* **ACTIVITY LIST**:
1. Reproduce the portion of the passage about the coroner's inquest that opens with the words containing "8. Secondly, the" and closes with "attitude she did.".
2. Decide whether each statement below agrees with the passage about the coroner's inquest, answering yes or no and quoting the words from it that settle the matter: (a) The family boycotted the inquest because the coroner refused to hear Dr Adoko. (b) The child's aunt was summoned as an expert. (c) Professor Risden was the pathologist used by the coroner.
3. According to the passage about the coroner's inquest, who considered the disclosure of documents to the family on the papers?

* **PASSAGE**:
  8. Secondly, the coroner is criticised for having refused to hear Dr Adoko at the inquest. Her refusal, as I understand it, is the reason why the family boycotted the inquest. Again, the power to hear an unqualified advocate is entirely within the coroner's discretion and I can see no ground for criticising her decision not to exercise it in Dr Adoko's favour. Indeed, having seen the booklet that he has written about the case I can see every reason why she was right to take the attitude she did.
  9. Thirdly, it is said that, with the father absent in India looking after his dying mother and with the mother too unwell to attend, only the child's aunt, the pharmacist, was able to give material evidence and to speak on the family's behalf, although the coroner would not hear her. If it were shown that the aunt had relevant factual evidence to give then this might be a valid ground for criticism. But the complaint, as I understand it, is that she was not able to give her opinion about the child's death. That is not an entitlement which any but a qualified expert has and she was not summoned as, and indeed was not, an expert in the relevant matters. Then it is said that Professor Risden, the pathologist used by the coroner, had already decided that the death was by natural causes. That is evidently right, but it was his job to form a view, albeit not a conclusive view. The concluded view had to be arrived at by the inquest having heard his and any other material evidence.
  10. It is said that the disclosure of relevant documents to the family was refused by the coroner. Again this has been considered on the papers by Elias J and like him I do not see a basis for saying that it is the case.

(Stored data entries)
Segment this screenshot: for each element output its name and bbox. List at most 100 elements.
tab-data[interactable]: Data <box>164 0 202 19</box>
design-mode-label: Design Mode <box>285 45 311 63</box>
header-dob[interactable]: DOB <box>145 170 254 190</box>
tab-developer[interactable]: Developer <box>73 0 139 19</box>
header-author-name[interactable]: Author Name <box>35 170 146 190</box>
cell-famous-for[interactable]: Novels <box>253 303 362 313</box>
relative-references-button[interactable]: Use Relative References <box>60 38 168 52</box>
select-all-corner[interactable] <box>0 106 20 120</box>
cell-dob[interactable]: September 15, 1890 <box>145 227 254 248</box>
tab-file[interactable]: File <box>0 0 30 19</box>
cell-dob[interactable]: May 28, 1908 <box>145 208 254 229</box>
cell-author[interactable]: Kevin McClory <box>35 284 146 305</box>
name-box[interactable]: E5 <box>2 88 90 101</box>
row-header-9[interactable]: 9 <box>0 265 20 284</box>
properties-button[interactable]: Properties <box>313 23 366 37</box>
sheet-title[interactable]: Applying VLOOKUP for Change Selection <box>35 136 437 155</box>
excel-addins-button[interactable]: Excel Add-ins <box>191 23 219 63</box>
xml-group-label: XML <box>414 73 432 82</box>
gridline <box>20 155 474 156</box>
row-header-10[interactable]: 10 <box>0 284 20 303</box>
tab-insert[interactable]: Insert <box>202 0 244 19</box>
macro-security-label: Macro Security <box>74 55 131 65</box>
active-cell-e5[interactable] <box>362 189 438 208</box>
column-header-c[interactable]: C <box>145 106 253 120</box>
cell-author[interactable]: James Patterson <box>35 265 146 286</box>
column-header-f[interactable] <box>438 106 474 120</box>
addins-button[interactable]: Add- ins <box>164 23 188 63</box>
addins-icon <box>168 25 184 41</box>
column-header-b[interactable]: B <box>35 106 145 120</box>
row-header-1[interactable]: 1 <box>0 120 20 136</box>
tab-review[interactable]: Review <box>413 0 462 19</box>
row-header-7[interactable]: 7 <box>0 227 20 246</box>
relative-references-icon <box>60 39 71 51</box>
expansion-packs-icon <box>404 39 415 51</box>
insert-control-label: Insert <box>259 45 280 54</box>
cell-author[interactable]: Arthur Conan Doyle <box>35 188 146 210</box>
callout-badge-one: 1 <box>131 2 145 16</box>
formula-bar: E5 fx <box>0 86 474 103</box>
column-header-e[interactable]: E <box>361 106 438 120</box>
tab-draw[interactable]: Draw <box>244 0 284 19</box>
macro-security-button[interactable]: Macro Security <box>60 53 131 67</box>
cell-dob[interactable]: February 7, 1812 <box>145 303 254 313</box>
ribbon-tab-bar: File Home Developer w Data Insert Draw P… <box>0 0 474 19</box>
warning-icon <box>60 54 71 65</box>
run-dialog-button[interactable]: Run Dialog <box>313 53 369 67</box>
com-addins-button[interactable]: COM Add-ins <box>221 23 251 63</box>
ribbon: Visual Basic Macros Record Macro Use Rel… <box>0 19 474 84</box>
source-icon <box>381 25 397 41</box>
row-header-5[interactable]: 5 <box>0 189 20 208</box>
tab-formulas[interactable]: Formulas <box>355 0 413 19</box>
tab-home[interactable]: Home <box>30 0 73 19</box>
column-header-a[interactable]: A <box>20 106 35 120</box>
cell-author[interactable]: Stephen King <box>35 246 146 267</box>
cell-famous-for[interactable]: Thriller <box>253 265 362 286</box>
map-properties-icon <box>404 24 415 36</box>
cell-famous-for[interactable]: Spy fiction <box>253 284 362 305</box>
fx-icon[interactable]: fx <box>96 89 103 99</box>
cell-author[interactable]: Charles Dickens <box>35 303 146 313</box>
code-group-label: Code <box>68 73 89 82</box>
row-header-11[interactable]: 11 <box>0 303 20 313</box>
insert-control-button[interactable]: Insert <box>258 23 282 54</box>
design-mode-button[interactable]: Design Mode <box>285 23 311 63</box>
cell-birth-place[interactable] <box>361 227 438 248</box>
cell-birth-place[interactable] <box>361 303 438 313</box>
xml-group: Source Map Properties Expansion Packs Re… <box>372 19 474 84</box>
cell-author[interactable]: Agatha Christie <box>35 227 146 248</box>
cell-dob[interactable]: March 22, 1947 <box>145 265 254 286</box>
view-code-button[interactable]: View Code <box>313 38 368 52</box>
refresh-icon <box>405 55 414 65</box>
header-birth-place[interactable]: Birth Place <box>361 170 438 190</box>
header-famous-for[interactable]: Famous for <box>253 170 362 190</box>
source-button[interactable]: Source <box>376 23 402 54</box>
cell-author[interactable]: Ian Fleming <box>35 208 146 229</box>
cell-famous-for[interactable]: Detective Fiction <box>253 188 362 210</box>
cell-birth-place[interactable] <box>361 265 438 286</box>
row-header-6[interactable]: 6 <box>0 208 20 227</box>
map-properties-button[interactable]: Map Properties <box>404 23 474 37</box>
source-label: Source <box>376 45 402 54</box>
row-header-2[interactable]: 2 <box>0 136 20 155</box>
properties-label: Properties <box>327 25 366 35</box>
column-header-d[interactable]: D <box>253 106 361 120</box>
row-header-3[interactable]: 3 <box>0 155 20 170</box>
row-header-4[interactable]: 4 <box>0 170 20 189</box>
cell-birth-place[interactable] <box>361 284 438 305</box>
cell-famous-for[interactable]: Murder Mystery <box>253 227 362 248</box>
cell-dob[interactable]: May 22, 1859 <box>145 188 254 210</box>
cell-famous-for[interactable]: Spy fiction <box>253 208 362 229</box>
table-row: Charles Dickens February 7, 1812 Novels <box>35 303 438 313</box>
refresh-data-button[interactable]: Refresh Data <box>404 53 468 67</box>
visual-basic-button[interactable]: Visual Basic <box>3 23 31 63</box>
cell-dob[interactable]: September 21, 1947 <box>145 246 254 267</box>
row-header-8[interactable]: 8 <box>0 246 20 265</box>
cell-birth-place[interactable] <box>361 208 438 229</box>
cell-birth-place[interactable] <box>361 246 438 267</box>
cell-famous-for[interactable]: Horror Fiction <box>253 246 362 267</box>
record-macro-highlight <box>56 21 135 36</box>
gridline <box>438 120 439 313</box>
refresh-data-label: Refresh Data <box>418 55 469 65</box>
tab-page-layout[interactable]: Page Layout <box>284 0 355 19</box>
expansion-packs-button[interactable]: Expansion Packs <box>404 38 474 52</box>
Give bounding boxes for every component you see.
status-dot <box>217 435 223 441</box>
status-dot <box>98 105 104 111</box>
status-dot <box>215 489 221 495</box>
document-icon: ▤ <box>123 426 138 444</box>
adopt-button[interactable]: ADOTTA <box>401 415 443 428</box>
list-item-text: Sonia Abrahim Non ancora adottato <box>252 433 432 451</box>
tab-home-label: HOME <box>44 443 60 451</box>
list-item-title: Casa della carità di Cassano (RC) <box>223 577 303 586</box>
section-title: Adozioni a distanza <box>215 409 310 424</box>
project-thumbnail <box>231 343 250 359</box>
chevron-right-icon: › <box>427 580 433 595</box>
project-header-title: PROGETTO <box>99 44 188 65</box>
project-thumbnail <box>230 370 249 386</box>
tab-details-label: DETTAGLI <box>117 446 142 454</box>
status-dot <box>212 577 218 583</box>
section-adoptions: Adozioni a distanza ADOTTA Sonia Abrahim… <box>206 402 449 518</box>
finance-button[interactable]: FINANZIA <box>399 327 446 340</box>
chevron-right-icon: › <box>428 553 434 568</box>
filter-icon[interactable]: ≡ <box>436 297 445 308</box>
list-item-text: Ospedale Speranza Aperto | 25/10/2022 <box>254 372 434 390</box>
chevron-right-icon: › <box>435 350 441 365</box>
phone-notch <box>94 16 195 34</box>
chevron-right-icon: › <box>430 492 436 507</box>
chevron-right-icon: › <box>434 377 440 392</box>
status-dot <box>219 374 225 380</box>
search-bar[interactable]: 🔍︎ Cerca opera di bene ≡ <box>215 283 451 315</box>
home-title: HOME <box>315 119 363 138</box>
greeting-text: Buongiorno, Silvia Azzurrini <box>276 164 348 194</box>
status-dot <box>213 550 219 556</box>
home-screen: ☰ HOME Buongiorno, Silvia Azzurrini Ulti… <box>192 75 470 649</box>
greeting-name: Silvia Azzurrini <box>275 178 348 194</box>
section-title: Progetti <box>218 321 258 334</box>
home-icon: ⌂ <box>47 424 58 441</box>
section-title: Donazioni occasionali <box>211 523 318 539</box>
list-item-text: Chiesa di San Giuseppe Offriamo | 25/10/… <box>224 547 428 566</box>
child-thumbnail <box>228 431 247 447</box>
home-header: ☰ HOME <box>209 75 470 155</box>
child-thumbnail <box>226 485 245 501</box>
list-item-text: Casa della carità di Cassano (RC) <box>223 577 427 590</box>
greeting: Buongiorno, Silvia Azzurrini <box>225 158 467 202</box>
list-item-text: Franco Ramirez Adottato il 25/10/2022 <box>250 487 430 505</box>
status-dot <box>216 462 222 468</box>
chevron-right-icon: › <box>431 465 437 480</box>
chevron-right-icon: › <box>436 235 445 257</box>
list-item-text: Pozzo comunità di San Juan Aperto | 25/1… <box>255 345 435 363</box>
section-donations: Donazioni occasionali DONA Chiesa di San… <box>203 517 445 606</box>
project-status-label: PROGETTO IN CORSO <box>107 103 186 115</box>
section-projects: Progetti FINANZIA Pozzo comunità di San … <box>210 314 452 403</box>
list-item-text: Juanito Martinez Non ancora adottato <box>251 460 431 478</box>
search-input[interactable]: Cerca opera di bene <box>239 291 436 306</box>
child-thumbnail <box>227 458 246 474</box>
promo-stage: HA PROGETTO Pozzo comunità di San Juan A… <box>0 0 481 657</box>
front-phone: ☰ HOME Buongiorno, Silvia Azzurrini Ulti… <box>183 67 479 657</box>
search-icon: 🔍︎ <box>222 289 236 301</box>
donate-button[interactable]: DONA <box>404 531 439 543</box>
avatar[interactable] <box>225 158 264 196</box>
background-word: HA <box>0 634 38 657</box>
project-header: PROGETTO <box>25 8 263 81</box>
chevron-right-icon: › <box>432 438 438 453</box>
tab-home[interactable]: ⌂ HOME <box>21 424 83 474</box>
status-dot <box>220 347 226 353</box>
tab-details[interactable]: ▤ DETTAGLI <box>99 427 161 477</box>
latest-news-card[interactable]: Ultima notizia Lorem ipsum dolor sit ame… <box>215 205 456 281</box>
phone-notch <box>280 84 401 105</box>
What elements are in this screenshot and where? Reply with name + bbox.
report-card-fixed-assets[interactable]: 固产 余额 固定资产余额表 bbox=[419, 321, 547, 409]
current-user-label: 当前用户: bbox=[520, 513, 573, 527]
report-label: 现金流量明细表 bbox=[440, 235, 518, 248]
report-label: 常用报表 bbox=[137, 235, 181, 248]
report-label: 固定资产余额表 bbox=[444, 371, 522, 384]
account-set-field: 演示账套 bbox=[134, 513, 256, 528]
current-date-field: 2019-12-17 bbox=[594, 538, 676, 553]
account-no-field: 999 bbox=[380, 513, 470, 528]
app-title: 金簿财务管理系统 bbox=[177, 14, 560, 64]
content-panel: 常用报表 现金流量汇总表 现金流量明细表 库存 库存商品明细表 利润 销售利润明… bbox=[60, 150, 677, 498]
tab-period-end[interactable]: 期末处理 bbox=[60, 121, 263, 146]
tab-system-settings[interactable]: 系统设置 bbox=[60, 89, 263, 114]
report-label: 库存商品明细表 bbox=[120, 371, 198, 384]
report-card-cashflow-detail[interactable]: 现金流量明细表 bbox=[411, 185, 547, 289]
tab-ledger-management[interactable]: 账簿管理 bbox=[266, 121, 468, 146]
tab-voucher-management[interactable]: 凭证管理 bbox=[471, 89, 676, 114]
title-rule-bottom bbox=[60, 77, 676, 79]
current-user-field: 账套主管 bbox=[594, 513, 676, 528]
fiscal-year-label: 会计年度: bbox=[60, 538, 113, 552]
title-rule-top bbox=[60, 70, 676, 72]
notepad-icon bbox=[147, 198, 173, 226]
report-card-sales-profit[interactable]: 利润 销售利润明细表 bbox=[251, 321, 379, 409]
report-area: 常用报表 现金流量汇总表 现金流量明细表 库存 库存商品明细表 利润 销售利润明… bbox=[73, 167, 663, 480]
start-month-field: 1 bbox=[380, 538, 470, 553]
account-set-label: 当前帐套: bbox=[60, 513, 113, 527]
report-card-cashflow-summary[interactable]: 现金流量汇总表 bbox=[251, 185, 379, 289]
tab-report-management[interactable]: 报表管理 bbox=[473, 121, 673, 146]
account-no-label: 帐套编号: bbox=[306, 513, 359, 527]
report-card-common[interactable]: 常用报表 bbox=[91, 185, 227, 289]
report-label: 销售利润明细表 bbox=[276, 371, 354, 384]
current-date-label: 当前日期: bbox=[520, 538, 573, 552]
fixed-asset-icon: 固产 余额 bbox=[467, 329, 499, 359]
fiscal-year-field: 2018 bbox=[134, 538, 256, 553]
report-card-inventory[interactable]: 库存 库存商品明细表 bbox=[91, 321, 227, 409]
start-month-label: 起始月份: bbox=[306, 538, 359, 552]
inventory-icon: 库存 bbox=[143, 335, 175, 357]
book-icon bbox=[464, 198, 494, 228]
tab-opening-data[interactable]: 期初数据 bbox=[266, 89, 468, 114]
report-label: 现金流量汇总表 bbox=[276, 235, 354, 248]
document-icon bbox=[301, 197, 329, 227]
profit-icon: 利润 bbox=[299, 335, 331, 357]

* **SOLUTION LIST**:
1.
8. Secondly, the coroner is criticised for having refused to hear Dr Adoko at the inquest. Her refusal, as I understand it, is the reason why the family boycotted the inquest. Again, the power to hear an unqualified advocate is entirely within the coroner's discretion and I can see no ground for criticising her decision not to exercise it in Dr Adoko's favour. Indeed, having seen the booklet that he has written about the case I can see every reason why she was right to take the attitude she did.

2.
(a) Yes: "Her refusal, as I understand it, is the reason why the family boycotted the inquest."
(b) No: "she was not summoned as, and indeed was not, an expert in the relevant matters."
(c) Yes: "Professor Risden, the pathologist used by the coroner"

3. Elias J